* Required work:
Quote all lines below exactly. Images stay out.

* Material:
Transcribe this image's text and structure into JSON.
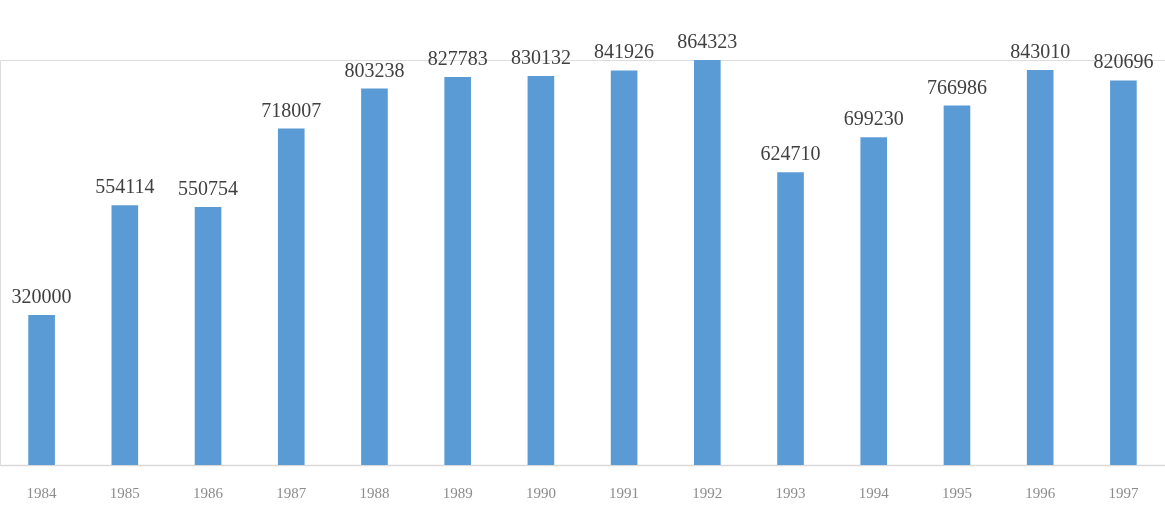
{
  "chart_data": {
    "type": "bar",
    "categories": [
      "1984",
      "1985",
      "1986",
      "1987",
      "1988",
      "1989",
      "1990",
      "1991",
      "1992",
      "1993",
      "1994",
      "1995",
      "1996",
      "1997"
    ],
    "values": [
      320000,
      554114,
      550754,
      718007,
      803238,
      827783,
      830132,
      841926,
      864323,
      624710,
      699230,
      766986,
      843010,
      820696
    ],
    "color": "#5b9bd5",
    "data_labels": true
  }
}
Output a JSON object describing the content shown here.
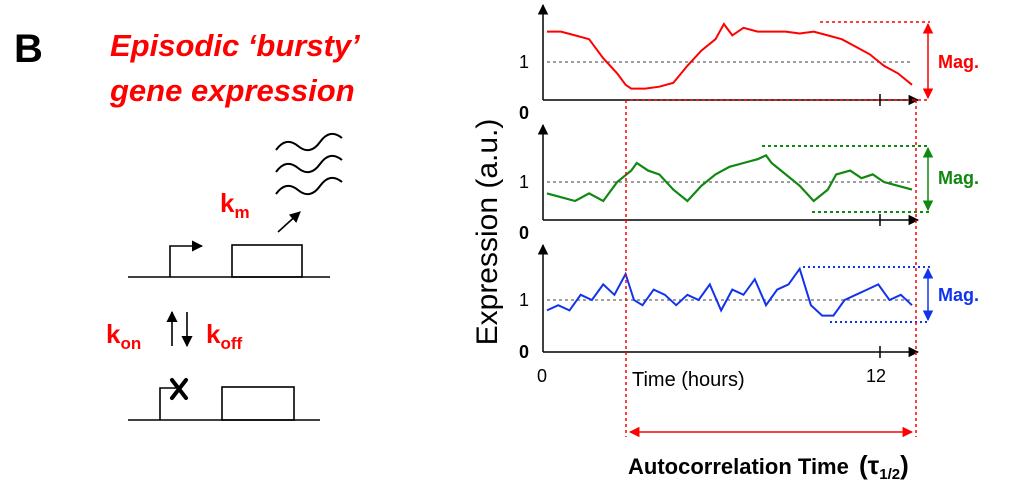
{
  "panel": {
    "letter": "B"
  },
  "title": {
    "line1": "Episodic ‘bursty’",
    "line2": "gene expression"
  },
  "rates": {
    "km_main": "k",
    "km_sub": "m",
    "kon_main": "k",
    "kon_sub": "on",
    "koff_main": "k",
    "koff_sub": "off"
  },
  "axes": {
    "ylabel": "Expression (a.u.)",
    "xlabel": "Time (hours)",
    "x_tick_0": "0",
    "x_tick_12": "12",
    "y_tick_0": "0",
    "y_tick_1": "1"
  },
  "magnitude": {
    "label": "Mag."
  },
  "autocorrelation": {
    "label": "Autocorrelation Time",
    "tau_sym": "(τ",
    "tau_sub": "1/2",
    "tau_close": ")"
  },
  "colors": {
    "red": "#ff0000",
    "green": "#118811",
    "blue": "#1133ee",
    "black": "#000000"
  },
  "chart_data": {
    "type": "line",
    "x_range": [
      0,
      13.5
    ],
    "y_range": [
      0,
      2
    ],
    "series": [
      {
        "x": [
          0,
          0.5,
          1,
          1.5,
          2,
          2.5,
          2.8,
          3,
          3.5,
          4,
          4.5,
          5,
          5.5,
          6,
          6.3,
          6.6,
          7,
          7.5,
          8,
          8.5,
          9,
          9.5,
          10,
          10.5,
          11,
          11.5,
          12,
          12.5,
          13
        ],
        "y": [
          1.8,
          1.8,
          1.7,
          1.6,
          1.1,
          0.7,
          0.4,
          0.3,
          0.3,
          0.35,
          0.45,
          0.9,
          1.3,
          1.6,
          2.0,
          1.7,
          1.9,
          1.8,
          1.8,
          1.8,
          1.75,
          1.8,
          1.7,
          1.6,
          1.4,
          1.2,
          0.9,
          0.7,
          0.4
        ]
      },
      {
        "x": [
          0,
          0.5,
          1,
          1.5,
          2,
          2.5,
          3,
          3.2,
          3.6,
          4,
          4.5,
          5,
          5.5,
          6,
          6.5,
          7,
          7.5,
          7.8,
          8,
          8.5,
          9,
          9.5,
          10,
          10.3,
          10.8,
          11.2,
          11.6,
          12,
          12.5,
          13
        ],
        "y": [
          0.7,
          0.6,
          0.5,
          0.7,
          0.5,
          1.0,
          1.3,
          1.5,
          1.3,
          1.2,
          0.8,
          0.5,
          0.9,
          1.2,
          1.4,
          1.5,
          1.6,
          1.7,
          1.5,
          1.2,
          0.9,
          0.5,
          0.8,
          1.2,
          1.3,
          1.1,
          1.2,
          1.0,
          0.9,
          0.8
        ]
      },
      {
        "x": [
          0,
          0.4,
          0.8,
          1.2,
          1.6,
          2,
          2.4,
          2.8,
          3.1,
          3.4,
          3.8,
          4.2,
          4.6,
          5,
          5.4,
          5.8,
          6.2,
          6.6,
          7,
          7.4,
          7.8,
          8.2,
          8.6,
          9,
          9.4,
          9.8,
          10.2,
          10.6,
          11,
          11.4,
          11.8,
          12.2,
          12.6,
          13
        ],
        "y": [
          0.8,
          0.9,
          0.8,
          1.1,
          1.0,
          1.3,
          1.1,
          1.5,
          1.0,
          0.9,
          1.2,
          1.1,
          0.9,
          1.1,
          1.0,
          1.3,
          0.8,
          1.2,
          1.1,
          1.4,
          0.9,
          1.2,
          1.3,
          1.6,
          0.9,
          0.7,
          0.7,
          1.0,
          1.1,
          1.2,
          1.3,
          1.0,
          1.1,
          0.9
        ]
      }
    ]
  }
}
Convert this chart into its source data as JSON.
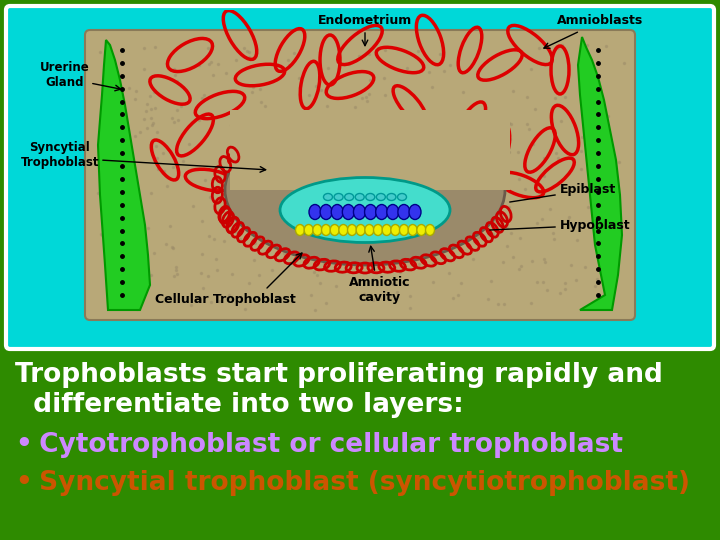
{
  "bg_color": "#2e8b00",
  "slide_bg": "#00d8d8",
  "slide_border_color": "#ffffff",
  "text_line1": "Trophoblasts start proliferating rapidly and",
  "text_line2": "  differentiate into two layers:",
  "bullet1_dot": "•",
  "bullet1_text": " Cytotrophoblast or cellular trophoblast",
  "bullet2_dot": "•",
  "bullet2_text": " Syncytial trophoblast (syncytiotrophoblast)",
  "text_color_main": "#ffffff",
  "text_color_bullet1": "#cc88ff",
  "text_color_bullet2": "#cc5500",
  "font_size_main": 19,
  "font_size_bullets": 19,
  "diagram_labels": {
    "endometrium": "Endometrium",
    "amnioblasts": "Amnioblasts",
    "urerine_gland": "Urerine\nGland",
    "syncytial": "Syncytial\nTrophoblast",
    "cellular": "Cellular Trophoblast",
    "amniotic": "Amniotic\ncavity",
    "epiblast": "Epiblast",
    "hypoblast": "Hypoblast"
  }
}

* Answer:
Transcribe this image's text and structure into JSON.
{
  "chart_data": {
    "type": "bar",
    "categories": [
      "1984",
      "1985",
      "1986",
      "1987",
      "1988",
      "1989",
      "1990",
      "1991",
      "1992",
      "1993",
      "1994",
      "1995",
      "1996",
      "1997"
    ],
    "values": [
      320000,
      554114,
      550754,
      718007,
      803238,
      827783,
      830132,
      841926,
      864323,
      624710,
      699230,
      766986,
      843010,
      820696
    ],
    "color": "#5b9bd5",
    "data_labels": true
  }
}
Output a JSON object describing the content shown here.
{
  "panel": {
    "letter": "B"
  },
  "title": {
    "line1": "Episodic ‘bursty’",
    "line2": "gene expression"
  },
  "rates": {
    "km_main": "k",
    "km_sub": "m",
    "kon_main": "k",
    "kon_sub": "on",
    "koff_main": "k",
    "koff_sub": "off"
  },
  "axes": {
    "ylabel": "Expression (a.u.)",
    "xlabel": "Time (hours)",
    "x_tick_0": "0",
    "x_tick_12": "12",
    "y_tick_0": "0",
    "y_tick_1": "1"
  },
  "magnitude": {
    "label": "Mag."
  },
  "autocorrelation": {
    "label": "Autocorrelation Time",
    "tau_sym": "(τ",
    "tau_sub": "1/2",
    "tau_close": ")"
  },
  "colors": {
    "red": "#ff0000",
    "green": "#118811",
    "blue": "#1133ee",
    "black": "#000000"
  },
  "chart_data": {
    "type": "line",
    "x_range": [
      0,
      13.5
    ],
    "y_range": [
      0,
      2
    ],
    "series": [
      {
        "x": [
          0,
          0.5,
          1,
          1.5,
          2,
          2.5,
          2.8,
          3,
          3.5,
          4,
          4.5,
          5,
          5.5,
          6,
          6.3,
          6.6,
          7,
          7.5,
          8,
          8.5,
          9,
          9.5,
          10,
          10.5,
          11,
          11.5,
          12,
          12.5,
          13
        ],
        "y": [
          1.8,
          1.8,
          1.7,
          1.6,
          1.1,
          0.7,
          0.4,
          0.3,
          0.3,
          0.35,
          0.45,
          0.9,
          1.3,
          1.6,
          2.0,
          1.7,
          1.9,
          1.8,
          1.8,
          1.8,
          1.75,
          1.8,
          1.7,
          1.6,
          1.4,
          1.2,
          0.9,
          0.7,
          0.4
        ]
      },
      {
        "x": [
          0,
          0.5,
          1,
          1.5,
          2,
          2.5,
          3,
          3.2,
          3.6,
          4,
          4.5,
          5,
          5.5,
          6,
          6.5,
          7,
          7.5,
          7.8,
          8,
          8.5,
          9,
          9.5,
          10,
          10.3,
          10.8,
          11.2,
          11.6,
          12,
          12.5,
          13
        ],
        "y": [
          0.7,
          0.6,
          0.5,
          0.7,
          0.5,
          1.0,
          1.3,
          1.5,
          1.3,
          1.2,
          0.8,
          0.5,
          0.9,
          1.2,
          1.4,
          1.5,
          1.6,
          1.7,
          1.5,
          1.2,
          0.9,
          0.5,
          0.8,
          1.2,
          1.3,
          1.1,
          1.2,
          1.0,
          0.9,
          0.8
        ]
      },
      {
        "x": [
          0,
          0.4,
          0.8,
          1.2,
          1.6,
          2,
          2.4,
          2.8,
          3.1,
          3.4,
          3.8,
          4.2,
          4.6,
          5,
          5.4,
          5.8,
          6.2,
          6.6,
          7,
          7.4,
          7.8,
          8.2,
          8.6,
          9,
          9.4,
          9.8,
          10.2,
          10.6,
          11,
          11.4,
          11.8,
          12.2,
          12.6,
          13
        ],
        "y": [
          0.8,
          0.9,
          0.8,
          1.1,
          1.0,
          1.3,
          1.1,
          1.5,
          1.0,
          0.9,
          1.2,
          1.1,
          0.9,
          1.1,
          1.0,
          1.3,
          0.8,
          1.2,
          1.1,
          1.4,
          0.9,
          1.2,
          1.3,
          1.6,
          0.9,
          0.7,
          0.7,
          1.0,
          1.1,
          1.2,
          1.3,
          1.0,
          1.1,
          0.9
        ]
      }
    ]
  }
}
Convert this chart into its source data as JSON.
{
  "bg_color": "#2e8b00",
  "slide_bg": "#00d8d8",
  "slide_border_color": "#ffffff",
  "text_line1": "Trophoblasts start proliferating rapidly and",
  "text_line2": "  differentiate into two layers:",
  "bullet1_dot": "•",
  "bullet1_text": " Cytotrophoblast or cellular trophoblast",
  "bullet2_dot": "•",
  "bullet2_text": " Syncytial trophoblast (syncytiotrophoblast)",
  "text_color_main": "#ffffff",
  "text_color_bullet1": "#cc88ff",
  "text_color_bullet2": "#cc5500",
  "font_size_main": 19,
  "font_size_bullets": 19,
  "diagram_labels": {
    "endometrium": "Endometrium",
    "amnioblasts": "Amnioblasts",
    "urerine_gland": "Urerine\nGland",
    "syncytial": "Syncytial\nTrophoblast",
    "cellular": "Cellular Trophoblast",
    "amniotic": "Amniotic\ncavity",
    "epiblast": "Epiblast",
    "hypoblast": "Hypoblast"
  }
}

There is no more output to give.